• **STATED EXERCISE**: Copy out all of the data exactly as it appears.

::: TASK INPUTS :::

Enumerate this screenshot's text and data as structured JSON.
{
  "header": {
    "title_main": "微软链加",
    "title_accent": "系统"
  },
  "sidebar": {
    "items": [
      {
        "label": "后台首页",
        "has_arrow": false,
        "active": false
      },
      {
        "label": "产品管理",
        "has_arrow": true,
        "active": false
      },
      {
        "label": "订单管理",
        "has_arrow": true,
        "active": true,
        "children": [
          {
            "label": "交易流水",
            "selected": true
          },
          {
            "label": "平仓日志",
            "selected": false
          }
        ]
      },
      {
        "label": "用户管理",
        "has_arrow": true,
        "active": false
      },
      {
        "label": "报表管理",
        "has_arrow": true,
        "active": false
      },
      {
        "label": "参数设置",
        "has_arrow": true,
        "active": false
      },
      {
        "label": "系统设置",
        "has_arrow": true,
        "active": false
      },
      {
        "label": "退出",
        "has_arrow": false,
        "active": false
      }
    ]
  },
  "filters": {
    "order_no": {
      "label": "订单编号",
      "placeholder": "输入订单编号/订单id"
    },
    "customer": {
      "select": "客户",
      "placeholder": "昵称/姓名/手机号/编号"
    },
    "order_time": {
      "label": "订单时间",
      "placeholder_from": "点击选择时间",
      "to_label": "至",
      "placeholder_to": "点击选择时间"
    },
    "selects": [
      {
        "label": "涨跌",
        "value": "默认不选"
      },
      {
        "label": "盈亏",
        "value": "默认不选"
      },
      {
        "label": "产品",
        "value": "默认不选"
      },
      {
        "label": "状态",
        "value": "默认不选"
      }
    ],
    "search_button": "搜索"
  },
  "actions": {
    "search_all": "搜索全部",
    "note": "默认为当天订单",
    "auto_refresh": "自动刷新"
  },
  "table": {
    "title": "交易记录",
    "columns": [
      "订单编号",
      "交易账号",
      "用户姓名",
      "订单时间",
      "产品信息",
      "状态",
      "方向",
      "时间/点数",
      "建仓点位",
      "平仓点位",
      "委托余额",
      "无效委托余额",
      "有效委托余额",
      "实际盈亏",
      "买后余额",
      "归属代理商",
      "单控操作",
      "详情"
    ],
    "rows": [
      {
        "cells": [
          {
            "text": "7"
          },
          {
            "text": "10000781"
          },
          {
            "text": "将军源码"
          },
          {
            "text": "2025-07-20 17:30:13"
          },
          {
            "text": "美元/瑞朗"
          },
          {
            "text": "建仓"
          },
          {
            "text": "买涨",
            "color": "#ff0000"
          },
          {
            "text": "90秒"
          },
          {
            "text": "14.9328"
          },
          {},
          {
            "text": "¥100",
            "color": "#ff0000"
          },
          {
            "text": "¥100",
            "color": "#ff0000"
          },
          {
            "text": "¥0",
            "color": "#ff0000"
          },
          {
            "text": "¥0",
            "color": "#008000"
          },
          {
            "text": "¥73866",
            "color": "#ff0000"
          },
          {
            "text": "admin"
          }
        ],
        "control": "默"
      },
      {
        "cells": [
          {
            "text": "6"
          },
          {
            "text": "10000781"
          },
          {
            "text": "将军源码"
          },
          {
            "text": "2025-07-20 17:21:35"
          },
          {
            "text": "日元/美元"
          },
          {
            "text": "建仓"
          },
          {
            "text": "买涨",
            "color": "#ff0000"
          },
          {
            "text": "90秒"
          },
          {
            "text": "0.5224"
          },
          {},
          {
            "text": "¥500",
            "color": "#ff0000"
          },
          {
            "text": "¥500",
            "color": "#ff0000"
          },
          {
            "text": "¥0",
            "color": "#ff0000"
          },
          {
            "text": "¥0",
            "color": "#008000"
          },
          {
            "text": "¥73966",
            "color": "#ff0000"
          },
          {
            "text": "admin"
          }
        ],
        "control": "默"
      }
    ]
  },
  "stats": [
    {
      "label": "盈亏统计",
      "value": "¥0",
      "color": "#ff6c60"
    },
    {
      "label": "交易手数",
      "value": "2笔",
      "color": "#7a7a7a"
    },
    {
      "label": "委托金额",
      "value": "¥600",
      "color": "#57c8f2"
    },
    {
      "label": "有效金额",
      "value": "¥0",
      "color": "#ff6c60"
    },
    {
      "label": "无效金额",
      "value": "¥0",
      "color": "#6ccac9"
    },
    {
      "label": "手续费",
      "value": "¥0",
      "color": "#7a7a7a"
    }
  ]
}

:::

• **RESPONSE TO THE TASK**:
Enumerate this screenshot's text and data as structured JSON.
{
  "header": {
    "title_main": "微软链加",
    "title_accent": "系统"
  },
  "sidebar": {
    "items": [
      {
        "label": "后台首页",
        "has_arrow": false,
        "active": false
      },
      {
        "label": "产品管理",
        "has_arrow": true,
        "active": false
      },
      {
        "label": "订单管理",
        "has_arrow": true,
        "active": true,
        "children": [
          {
            "label": "交易流水",
            "selected": true
          },
          {
            "label": "平仓日志",
            "selected": false
          }
        ]
      },
      {
        "label": "用户管理",
        "has_arrow": true,
        "active": false
      },
      {
        "label": "报表管理",
        "has_arrow": true,
        "active": false
      },
      {
        "label": "参数设置",
        "has_arrow": true,
        "active": false
      },
      {
        "label": "系统设置",
        "has_arrow": true,
        "active": false
      },
      {
        "label": "退出",
        "has_arrow": false,
        "active": false
      }
    ]
  },
  "filters": {
    "order_no": {
      "label": "订单编号",
      "placeholder": "输入订单编号/订单id"
    },
    "customer": {
      "select": "客户",
      "placeholder": "昵称/姓名/手机号/编号"
    },
    "order_time": {
      "label": "订单时间",
      "placeholder_from": "点击选择时间",
      "to_label": "至",
      "placeholder_to": "点击选择时间"
    },
    "selects": [
      {
        "label": "涨跌",
        "value": "默认不选"
      },
      {
        "label": "盈亏",
        "value": "默认不选"
      },
      {
        "label": "产品",
        "value": "默认不选"
      },
      {
        "label": "状态",
        "value": "默认不选"
      }
    ],
    "search_button": "搜索"
  },
  "actions": {
    "search_all": "搜索全部",
    "note": "默认为当天订单",
    "auto_refresh": "自动刷新"
  },
  "table": {
    "title": "交易记录",
    "columns": [
      "订单编号",
      "交易账号",
      "用户姓名",
      "订单时间",
      "产品信息",
      "状态",
      "方向",
      "时间/点数",
      "建仓点位",
      "平仓点位",
      "委托余额",
      "无效委托余额",
      "有效委托余额",
      "实际盈亏",
      "买后余额",
      "归属代理商",
      "单控操作",
      "详情"
    ],
    "rows": [
      {
        "cells": [
          {
            "text": "7"
          },
          {
            "text": "10000781"
          },
          {
            "text": "将军源码"
          },
          {
            "text": "2025-07-20 17:30:13"
          },
          {
            "text": "美元/瑞朗"
          },
          {
            "text": "建仓"
          },
          {
            "text": "买涨",
            "color": "#ff0000"
          },
          {
            "text": "90秒"
          },
          {
            "text": "14.9328"
          },
          {},
          {
            "text": "¥100",
            "color": "#ff0000"
          },
          {
            "text": "¥100",
            "color": "#ff0000"
          },
          {
            "text": "¥0",
            "color": "#ff0000"
          },
          {
            "text": "¥0",
            "color": "#008000"
          },
          {
            "text": "¥73866",
            "color": "#ff0000"
          },
          {
            "text": "admin"
          }
        ],
        "control": "默"
      },
      {
        "cells": [
          {
            "text": "6"
          },
          {
            "text": "10000781"
          },
          {
            "text": "将军源码"
          },
          {
            "text": "2025-07-20 17:21:35"
          },
          {
            "text": "日元/美元"
          },
          {
            "text": "建仓"
          },
          {
            "text": "买涨",
            "color": "#ff0000"
          },
          {
            "text": "90秒"
          },
          {
            "text": "0.5224"
          },
          {},
          {
            "text": "¥500",
            "color": "#ff0000"
          },
          {
            "text": "¥500",
            "color": "#ff0000"
          },
          {
            "text": "¥0",
            "color": "#ff0000"
          },
          {
            "text": "¥0",
            "color": "#008000"
          },
          {
            "text": "¥73966",
            "color": "#ff0000"
          },
          {
            "text": "admin"
          }
        ],
        "control": "默"
      }
    ]
  },
  "stats": [
    {
      "label": "盈亏统计",
      "value": "¥0",
      "color": "#ff6c60"
    },
    {
      "label": "交易手数",
      "value": "2笔",
      "color": "#7a7a7a"
    },
    {
      "label": "委托金额",
      "value": "¥600",
      "color": "#57c8f2"
    },
    {
      "label": "有效金额",
      "value": "¥0",
      "color": "#ff6c60"
    },
    {
      "label": "无效金额",
      "value": "¥0",
      "color": "#6ccac9"
    },
    {
      "label": "手续费",
      "value": "¥0",
      "color": "#7a7a7a"
    }
  ]
}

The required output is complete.